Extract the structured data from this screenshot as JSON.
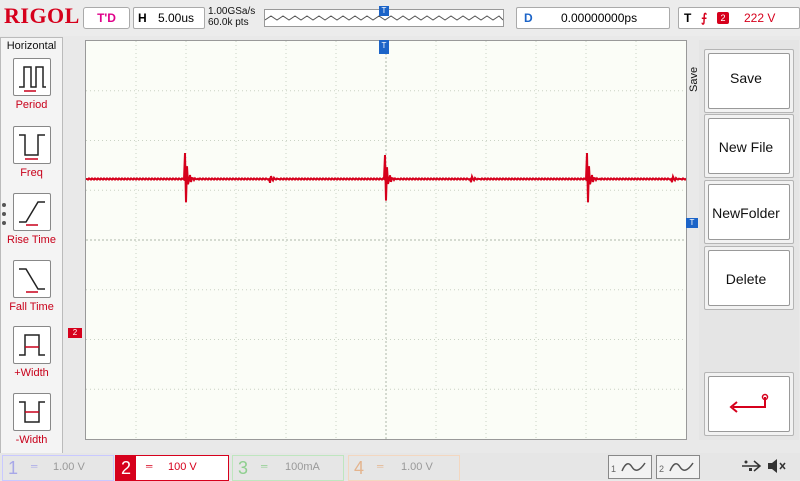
{
  "brand": "RIGOL",
  "status": {
    "run_state": "T'D"
  },
  "horizontal": {
    "key": "H",
    "timebase": "5.00us",
    "sample_rate": "1.00GSa/s",
    "mem_depth": "60.0k pts"
  },
  "delay": {
    "key": "D",
    "value": "0.00000000ps"
  },
  "trigger": {
    "key": "T",
    "edge_icon": "rising-edge-icon",
    "source": "2",
    "level": "222 V"
  },
  "left_menu": {
    "title": "Horizontal",
    "items": [
      {
        "label": "Period",
        "icon": "period-measure-icon"
      },
      {
        "label": "Freq",
        "icon": "frequency-measure-icon"
      },
      {
        "label": "Rise Time",
        "icon": "rise-time-icon"
      },
      {
        "label": "Fall Time",
        "icon": "fall-time-icon"
      },
      {
        "label": "+Width",
        "icon": "positive-width-icon"
      },
      {
        "label": "-Width",
        "icon": "negative-width-icon"
      }
    ]
  },
  "right_menu": {
    "title": "Save",
    "buttons": [
      "Save",
      "New File",
      "NewFolder",
      "Delete"
    ],
    "back_icon": "return-arrow-icon"
  },
  "markers": {
    "trigger_pos": "T",
    "trigger_level": "T",
    "ch2_offset": "2"
  },
  "channels": [
    {
      "num": "1",
      "scale": "1.00 V",
      "active": false,
      "color": "#c9c9ff"
    },
    {
      "num": "2",
      "scale": "100 V",
      "active": true,
      "color": "#d6001c"
    },
    {
      "num": "3",
      "scale": "100mA",
      "active": false,
      "color": "#bfe6bf"
    },
    {
      "num": "4",
      "scale": "1.00 V",
      "active": false,
      "color": "#f3d7c0"
    }
  ],
  "math": [
    {
      "num": "1"
    },
    {
      "num": "2"
    }
  ],
  "status_icons": [
    "usb-icon",
    "speaker-mute-icon"
  ],
  "colors": {
    "brand": "#d6001c",
    "ch2": "#d6001c",
    "marker": "#1c64c8",
    "grid": "#c9d2c4"
  }
}
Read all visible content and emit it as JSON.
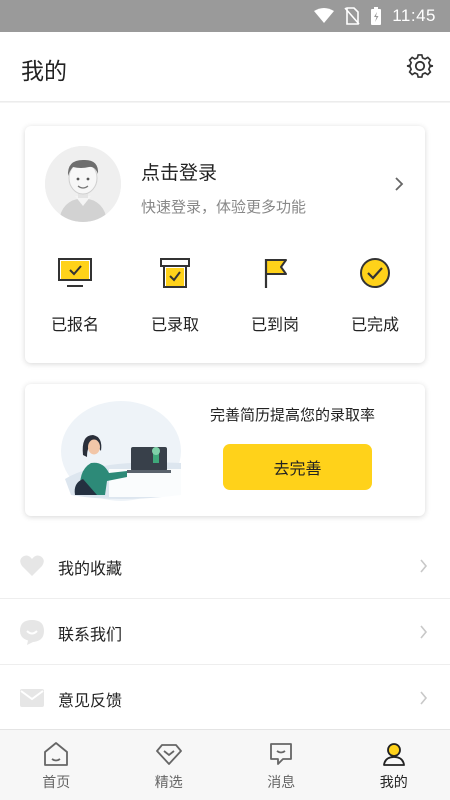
{
  "status_bar": {
    "time": "11:45"
  },
  "header": {
    "title": "我的"
  },
  "profile": {
    "login_title": "点击登录",
    "login_subtitle": "快速登录，体验更多功能",
    "statuses": [
      {
        "label": "已报名",
        "icon": "monitor-check-icon"
      },
      {
        "label": "已录取",
        "icon": "box-check-icon"
      },
      {
        "label": "已到岗",
        "icon": "flag-icon"
      },
      {
        "label": "已完成",
        "icon": "check-circle-icon"
      }
    ]
  },
  "resume": {
    "text": "完善简历提高您的录取率",
    "button_label": "去完善"
  },
  "menu": {
    "items": [
      {
        "label": "我的收藏",
        "icon": "heart-icon"
      },
      {
        "label": "联系我们",
        "icon": "chat-bubble-icon"
      },
      {
        "label": "意见反馈",
        "icon": "mail-icon"
      }
    ]
  },
  "tabs": [
    {
      "label": "首页",
      "icon": "home-icon",
      "active": false
    },
    {
      "label": "精选",
      "icon": "diamond-icon",
      "active": false
    },
    {
      "label": "消息",
      "icon": "message-icon",
      "active": false
    },
    {
      "label": "我的",
      "icon": "user-icon",
      "active": true
    }
  ],
  "colors": {
    "accent": "#ffd21a",
    "status_bar": "#9a9a9a",
    "text": "#222222",
    "muted": "#888888"
  }
}
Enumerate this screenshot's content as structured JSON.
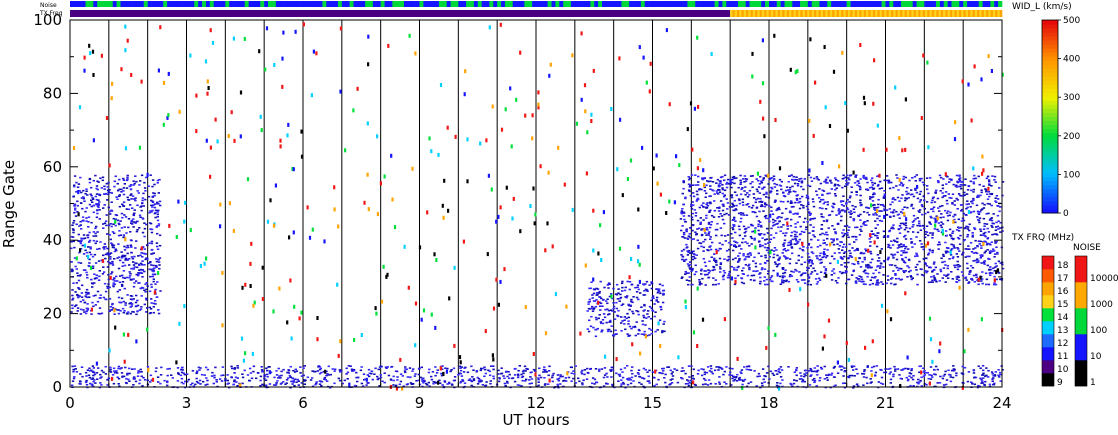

--

• What is needed:
Extract every line of the records above that contains the word "measure".

• Response for this exercise:
        "icon": "period-measure-icon"
        "icon": "frequency-measure-icon"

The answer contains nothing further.